▶ WHAT YOU SHOULD DO: Using the data below, gather each line that includes the word "Военный".
--- RECORDED DATA ---
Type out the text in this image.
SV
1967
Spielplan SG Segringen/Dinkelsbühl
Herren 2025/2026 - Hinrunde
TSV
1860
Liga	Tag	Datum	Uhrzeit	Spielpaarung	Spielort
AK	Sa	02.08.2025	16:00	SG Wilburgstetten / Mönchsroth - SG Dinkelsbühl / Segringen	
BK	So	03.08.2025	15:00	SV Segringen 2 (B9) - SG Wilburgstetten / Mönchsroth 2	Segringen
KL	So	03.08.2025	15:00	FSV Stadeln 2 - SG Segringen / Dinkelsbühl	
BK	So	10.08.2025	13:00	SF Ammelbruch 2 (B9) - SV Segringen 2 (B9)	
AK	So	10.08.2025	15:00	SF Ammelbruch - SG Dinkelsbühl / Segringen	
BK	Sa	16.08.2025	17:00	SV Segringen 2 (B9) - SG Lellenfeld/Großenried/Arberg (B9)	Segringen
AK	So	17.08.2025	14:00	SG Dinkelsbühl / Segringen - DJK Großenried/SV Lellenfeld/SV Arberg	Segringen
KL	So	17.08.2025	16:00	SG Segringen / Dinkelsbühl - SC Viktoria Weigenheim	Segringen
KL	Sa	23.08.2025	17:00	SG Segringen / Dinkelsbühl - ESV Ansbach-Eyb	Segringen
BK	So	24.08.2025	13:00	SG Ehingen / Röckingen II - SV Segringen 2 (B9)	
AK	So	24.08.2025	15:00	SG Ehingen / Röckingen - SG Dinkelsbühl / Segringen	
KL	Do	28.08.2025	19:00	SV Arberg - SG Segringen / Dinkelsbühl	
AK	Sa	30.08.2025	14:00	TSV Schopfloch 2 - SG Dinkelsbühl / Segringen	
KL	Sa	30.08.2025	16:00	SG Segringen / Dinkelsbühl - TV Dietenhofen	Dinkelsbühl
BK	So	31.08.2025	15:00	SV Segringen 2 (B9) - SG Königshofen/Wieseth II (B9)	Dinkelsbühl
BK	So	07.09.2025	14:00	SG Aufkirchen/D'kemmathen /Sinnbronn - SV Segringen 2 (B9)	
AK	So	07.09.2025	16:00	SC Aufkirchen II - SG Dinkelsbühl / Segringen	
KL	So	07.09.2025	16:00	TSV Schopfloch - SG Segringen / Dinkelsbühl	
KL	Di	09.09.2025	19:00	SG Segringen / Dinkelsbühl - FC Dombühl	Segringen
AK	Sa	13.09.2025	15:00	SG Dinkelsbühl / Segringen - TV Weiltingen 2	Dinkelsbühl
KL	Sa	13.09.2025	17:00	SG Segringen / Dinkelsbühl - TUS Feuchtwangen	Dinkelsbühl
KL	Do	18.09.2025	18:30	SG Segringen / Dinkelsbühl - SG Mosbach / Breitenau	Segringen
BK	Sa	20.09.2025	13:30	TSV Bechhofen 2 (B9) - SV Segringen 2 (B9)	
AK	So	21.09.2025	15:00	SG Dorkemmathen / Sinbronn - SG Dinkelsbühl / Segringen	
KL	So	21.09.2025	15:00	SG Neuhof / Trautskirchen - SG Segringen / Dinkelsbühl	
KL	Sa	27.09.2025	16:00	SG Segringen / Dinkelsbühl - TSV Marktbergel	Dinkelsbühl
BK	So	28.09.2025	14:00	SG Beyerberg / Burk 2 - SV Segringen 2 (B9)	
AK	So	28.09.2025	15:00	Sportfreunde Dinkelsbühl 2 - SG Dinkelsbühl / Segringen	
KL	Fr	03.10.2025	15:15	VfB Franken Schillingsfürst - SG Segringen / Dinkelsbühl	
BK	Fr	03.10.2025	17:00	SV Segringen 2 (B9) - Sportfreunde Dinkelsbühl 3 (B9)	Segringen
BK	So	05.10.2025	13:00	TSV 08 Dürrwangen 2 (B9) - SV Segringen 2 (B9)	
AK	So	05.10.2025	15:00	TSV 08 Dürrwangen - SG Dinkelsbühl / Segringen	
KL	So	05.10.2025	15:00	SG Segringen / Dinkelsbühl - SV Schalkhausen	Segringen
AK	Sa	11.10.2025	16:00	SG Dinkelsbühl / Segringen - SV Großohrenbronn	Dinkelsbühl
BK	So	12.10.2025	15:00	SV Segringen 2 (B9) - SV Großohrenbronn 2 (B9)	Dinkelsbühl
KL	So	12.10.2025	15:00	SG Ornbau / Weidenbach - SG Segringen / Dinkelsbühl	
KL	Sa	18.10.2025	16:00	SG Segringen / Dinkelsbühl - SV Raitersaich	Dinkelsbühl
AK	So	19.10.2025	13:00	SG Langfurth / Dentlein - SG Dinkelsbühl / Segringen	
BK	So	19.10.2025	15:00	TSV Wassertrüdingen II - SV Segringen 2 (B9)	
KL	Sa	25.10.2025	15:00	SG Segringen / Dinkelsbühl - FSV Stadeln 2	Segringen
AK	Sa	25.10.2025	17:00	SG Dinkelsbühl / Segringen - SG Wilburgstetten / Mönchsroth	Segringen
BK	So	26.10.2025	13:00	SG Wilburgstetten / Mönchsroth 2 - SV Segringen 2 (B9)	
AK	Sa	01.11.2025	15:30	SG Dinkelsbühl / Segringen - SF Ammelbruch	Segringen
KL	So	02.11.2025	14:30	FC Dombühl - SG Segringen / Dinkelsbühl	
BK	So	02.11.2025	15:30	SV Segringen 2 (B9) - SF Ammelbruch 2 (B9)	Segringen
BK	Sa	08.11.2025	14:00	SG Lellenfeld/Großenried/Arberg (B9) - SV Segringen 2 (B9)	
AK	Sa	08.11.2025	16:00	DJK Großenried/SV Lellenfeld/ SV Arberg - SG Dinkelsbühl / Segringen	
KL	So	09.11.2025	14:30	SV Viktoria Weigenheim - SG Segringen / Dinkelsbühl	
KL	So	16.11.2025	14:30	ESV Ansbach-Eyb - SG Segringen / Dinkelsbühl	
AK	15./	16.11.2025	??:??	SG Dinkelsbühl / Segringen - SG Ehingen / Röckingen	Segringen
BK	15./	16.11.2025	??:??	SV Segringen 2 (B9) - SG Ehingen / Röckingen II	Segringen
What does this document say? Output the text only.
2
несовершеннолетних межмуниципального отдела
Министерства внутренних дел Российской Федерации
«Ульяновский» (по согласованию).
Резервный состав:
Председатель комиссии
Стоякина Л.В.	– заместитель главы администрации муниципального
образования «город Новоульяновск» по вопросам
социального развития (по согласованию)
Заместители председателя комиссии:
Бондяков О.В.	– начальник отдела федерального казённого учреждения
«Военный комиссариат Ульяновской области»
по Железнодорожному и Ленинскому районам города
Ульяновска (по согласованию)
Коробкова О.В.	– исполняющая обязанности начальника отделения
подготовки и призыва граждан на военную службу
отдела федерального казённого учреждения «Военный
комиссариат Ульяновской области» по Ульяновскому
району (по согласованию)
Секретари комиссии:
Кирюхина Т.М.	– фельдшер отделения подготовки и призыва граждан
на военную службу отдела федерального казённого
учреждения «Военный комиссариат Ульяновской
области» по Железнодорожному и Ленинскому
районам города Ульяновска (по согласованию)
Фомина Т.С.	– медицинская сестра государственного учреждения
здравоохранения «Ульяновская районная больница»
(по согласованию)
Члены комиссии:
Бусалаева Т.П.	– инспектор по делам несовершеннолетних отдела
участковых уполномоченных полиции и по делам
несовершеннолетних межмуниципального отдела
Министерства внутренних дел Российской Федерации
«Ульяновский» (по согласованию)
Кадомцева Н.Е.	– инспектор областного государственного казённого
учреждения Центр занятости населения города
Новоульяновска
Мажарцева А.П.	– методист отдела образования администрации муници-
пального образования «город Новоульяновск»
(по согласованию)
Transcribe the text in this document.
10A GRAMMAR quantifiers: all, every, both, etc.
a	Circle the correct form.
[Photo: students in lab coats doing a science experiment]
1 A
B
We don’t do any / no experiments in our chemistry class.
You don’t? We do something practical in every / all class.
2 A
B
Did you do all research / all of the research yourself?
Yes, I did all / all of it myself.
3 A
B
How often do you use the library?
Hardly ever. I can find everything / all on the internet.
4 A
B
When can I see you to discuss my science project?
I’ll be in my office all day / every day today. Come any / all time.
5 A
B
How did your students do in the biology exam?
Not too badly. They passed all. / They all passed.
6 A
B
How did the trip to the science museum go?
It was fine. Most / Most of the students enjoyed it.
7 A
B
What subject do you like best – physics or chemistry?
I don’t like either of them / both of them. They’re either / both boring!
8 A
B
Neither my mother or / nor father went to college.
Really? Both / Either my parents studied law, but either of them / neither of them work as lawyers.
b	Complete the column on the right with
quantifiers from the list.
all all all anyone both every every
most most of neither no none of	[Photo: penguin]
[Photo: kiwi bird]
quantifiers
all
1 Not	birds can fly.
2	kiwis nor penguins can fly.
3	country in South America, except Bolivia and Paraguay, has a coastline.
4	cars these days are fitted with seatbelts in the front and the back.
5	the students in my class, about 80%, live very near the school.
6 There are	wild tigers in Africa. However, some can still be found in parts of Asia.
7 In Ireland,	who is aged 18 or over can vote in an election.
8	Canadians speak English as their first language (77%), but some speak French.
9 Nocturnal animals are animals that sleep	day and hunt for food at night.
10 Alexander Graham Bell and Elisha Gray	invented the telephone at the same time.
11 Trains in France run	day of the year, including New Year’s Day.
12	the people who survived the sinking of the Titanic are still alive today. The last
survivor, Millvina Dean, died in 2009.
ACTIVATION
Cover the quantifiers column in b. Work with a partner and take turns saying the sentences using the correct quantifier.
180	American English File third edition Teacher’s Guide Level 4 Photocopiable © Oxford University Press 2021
---
▶ SOLUTION FOR THIS EXERCISE:
«Военный комиссариат Ульяновской области»
отдела федерального казённого учреждения «Военный
учреждения «Военный комиссариат Ульяновской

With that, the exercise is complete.